*The problem*: Give, as a bare number, the count of lines that contain the word "Moto".

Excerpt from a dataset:

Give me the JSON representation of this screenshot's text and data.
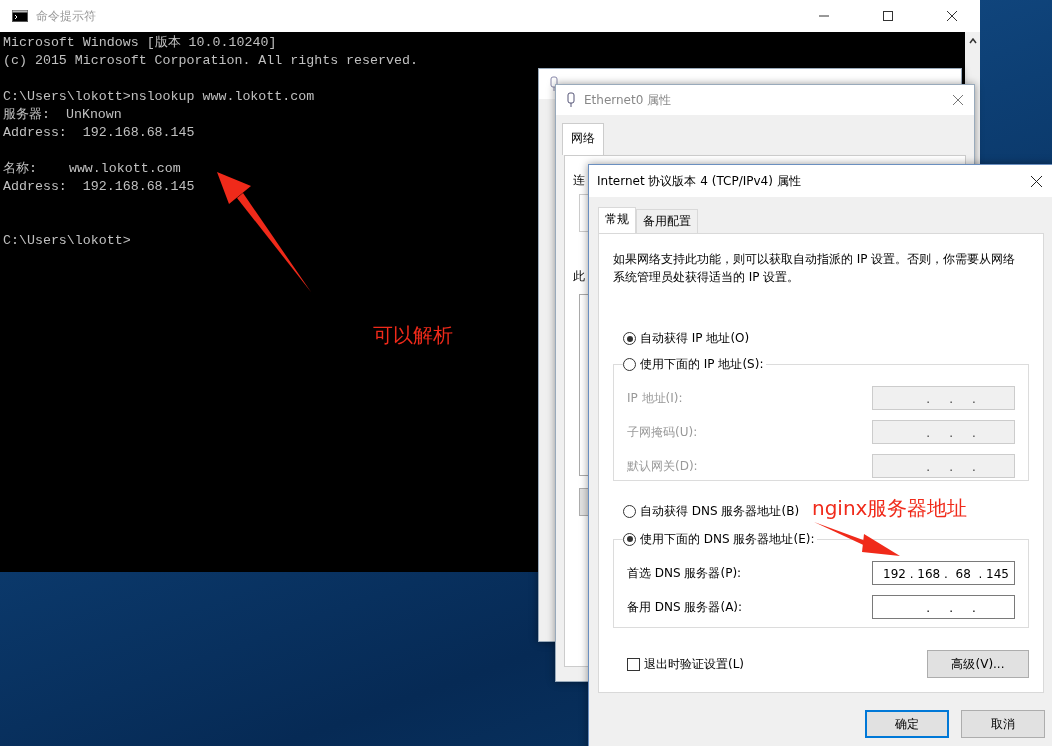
{
  "cmd_window": {
    "title": "命令提示符",
    "lines": [
      {
        "kind": "text",
        "text": "Microsoft Windows [版本 10.0.10240]"
      },
      {
        "kind": "text",
        "text": "(c) 2015 Microsoft Corporation. All rights reserved."
      },
      {
        "kind": "blank"
      },
      {
        "kind": "text",
        "text": "C:\\Users\\lokott>nslookup www.lokott.com"
      },
      {
        "kind": "text",
        "text": "服务器:  UnKnown"
      },
      {
        "kind": "text",
        "text": "Address:  192.168.68.145"
      },
      {
        "kind": "blank"
      },
      {
        "kind": "text",
        "text": "名称:    www.lokott.com"
      },
      {
        "kind": "text",
        "text": "Address:  192.168.68.145"
      },
      {
        "kind": "blank"
      },
      {
        "kind": "blank"
      },
      {
        "kind": "text",
        "text": "C:\\Users\\lokott>"
      }
    ]
  },
  "properties_window": {
    "title": "Ethernet0 属性",
    "tabs": [
      {
        "label": "网络",
        "selected": true
      }
    ],
    "partial_labels": [
      "连",
      "此"
    ]
  },
  "ipv4_dialog": {
    "title": "Internet 协议版本 4 (TCP/IPv4) 属性",
    "tabs": [
      {
        "label": "常规",
        "selected": true
      },
      {
        "label": "备用配置",
        "selected": false
      }
    ],
    "description": "如果网络支持此功能，则可以获取自动指派的 IP 设置。否则，你需要从网络系统管理员处获得适当的 IP 设置。",
    "ip_options": [
      {
        "label": "自动获得 IP 地址(O)",
        "selected": true
      },
      {
        "label": "使用下面的 IP 地址(S):",
        "selected": false
      }
    ],
    "ip_fields": [
      {
        "label": "IP 地址(I):",
        "value": "    .     .     .",
        "disabled": true
      },
      {
        "label": "子网掩码(U):",
        "value": "    .     .     .",
        "disabled": true
      },
      {
        "label": "默认网关(D):",
        "value": "    .     .     .",
        "disabled": true
      }
    ],
    "dns_options": [
      {
        "label": "自动获得 DNS 服务器地址(B)",
        "selected": false
      },
      {
        "label": "使用下面的 DNS 服务器地址(E):",
        "selected": true
      }
    ],
    "dns_fields": [
      {
        "label": "首选 DNS 服务器(P):",
        "value": "192 . 168 .  68  . 145",
        "disabled": false
      },
      {
        "label": "备用 DNS 服务器(A):",
        "value": "    .     .     .",
        "disabled": false
      }
    ],
    "validate_checkbox": {
      "label": "退出时验证设置(L)",
      "checked": false
    },
    "advanced_button": "高级(V)...",
    "buttons": [
      {
        "label": "确定",
        "default": true
      },
      {
        "label": "取消",
        "default": false
      }
    ]
  },
  "annotations": [
    {
      "text": "可以解析"
    },
    {
      "text": "nginx服务器地址"
    }
  ]
}
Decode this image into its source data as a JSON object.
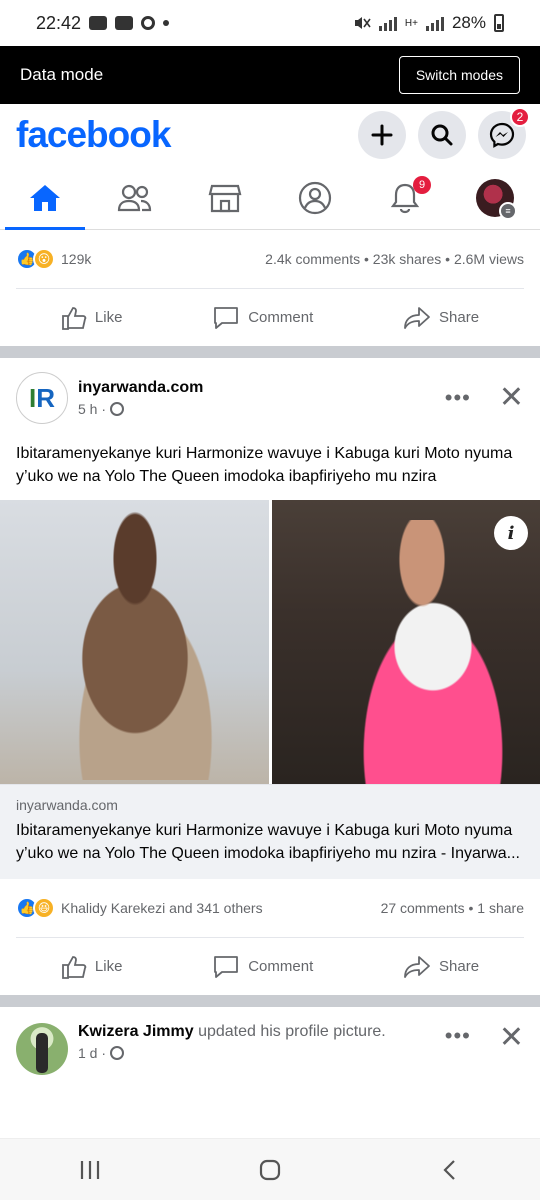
{
  "status_bar": {
    "time": "22:42",
    "network": "H+",
    "battery": "28%"
  },
  "data_mode": {
    "label": "Data mode",
    "button": "Switch modes"
  },
  "header": {
    "logo": "facebook",
    "messenger_badge": "2"
  },
  "nav": {
    "notifications_badge": "9"
  },
  "post1_summary": {
    "reaction_count": "129k",
    "comments": "2.4k comments",
    "shares": "23k shares",
    "views": "2.6M views"
  },
  "actions": {
    "like": "Like",
    "comment": "Comment",
    "share": "Share"
  },
  "post2": {
    "author": "inyarwanda.com",
    "time": "5 h ·",
    "text": "Ibitaramenyekanye kuri Harmonize wavuye i Kabuga kuri Moto nyuma y’uko we na Yolo The Queen imodoka ibapfiriyeho mu nzira",
    "link_domain": "inyarwanda.com",
    "link_title": "Ibitaramenyekanye kuri Harmonize wavuye i Kabuga kuri Moto nyuma y’uko we na Yolo The Queen imodoka ibapfiriyeho mu nzira - Inyarwa...",
    "reactors": "Khalidy Karekezi and 341 others",
    "comments": "27 comments",
    "shares": "1 share",
    "more": "•••"
  },
  "post3": {
    "name": "Kwizera Jimmy",
    "action": "updated his profile picture.",
    "time": "1 d ·",
    "more": "•••"
  }
}
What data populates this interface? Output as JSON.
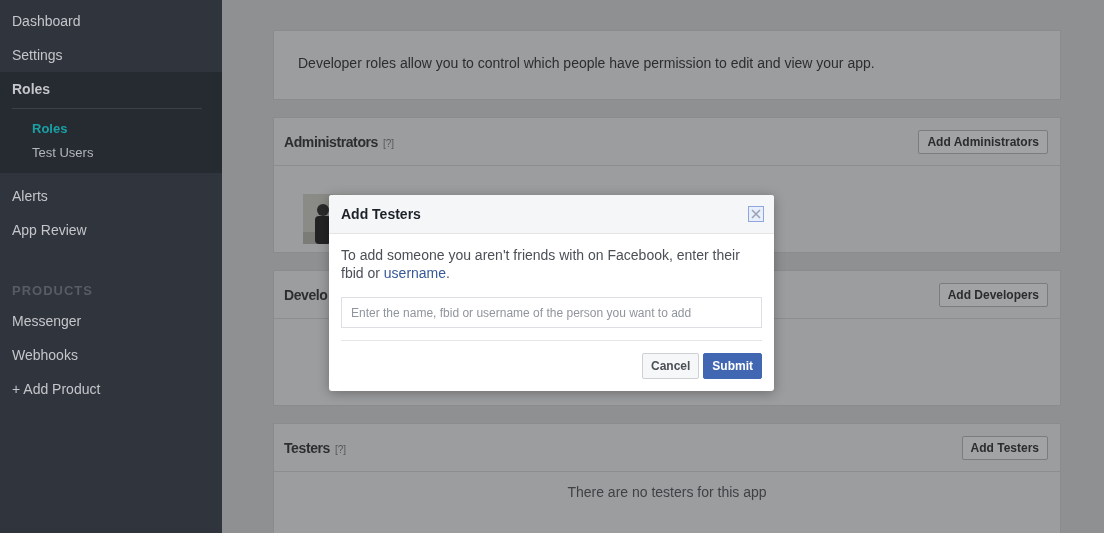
{
  "sidebar": {
    "items": [
      {
        "label": "Dashboard",
        "selected": false
      },
      {
        "label": "Settings",
        "selected": false
      },
      {
        "label": "Roles",
        "selected": true,
        "expanded": true,
        "children": [
          {
            "label": "Roles",
            "selected": true
          },
          {
            "label": "Test Users",
            "selected": false
          }
        ]
      },
      {
        "label": "Alerts",
        "selected": false
      },
      {
        "label": "App Review",
        "selected": false
      }
    ],
    "section": {
      "title": "PRODUCTS",
      "items": [
        {
          "label": "Messenger"
        },
        {
          "label": "Webhooks"
        },
        {
          "label": "+ Add Product"
        }
      ]
    }
  },
  "intro": "Developer roles allow you to control which people have permission to edit and view your app.",
  "cards": [
    {
      "title": "Administrators",
      "help": "[?]",
      "button": "Add Administrators",
      "has_picture": true
    },
    {
      "title": "Develo",
      "button": "Add Developers",
      "has_picture": false
    },
    {
      "title": "Testers",
      "help": "[?]",
      "button": "Add Testers",
      "has_picture": false,
      "empty": "There are no testers for this app"
    }
  ],
  "dialog": {
    "title": "Add Testers",
    "text": "To add someone you aren't friends with on Facebook, enter their fbid or ",
    "link": "username",
    "after_link": ".",
    "placeholder": "Enter the name, fbid or username of the person you want to add",
    "buttons": [
      {
        "label": "Cancel",
        "kind": "secondary"
      },
      {
        "label": "Submit",
        "kind": "primary"
      }
    ]
  }
}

*Result for this exercise*: 2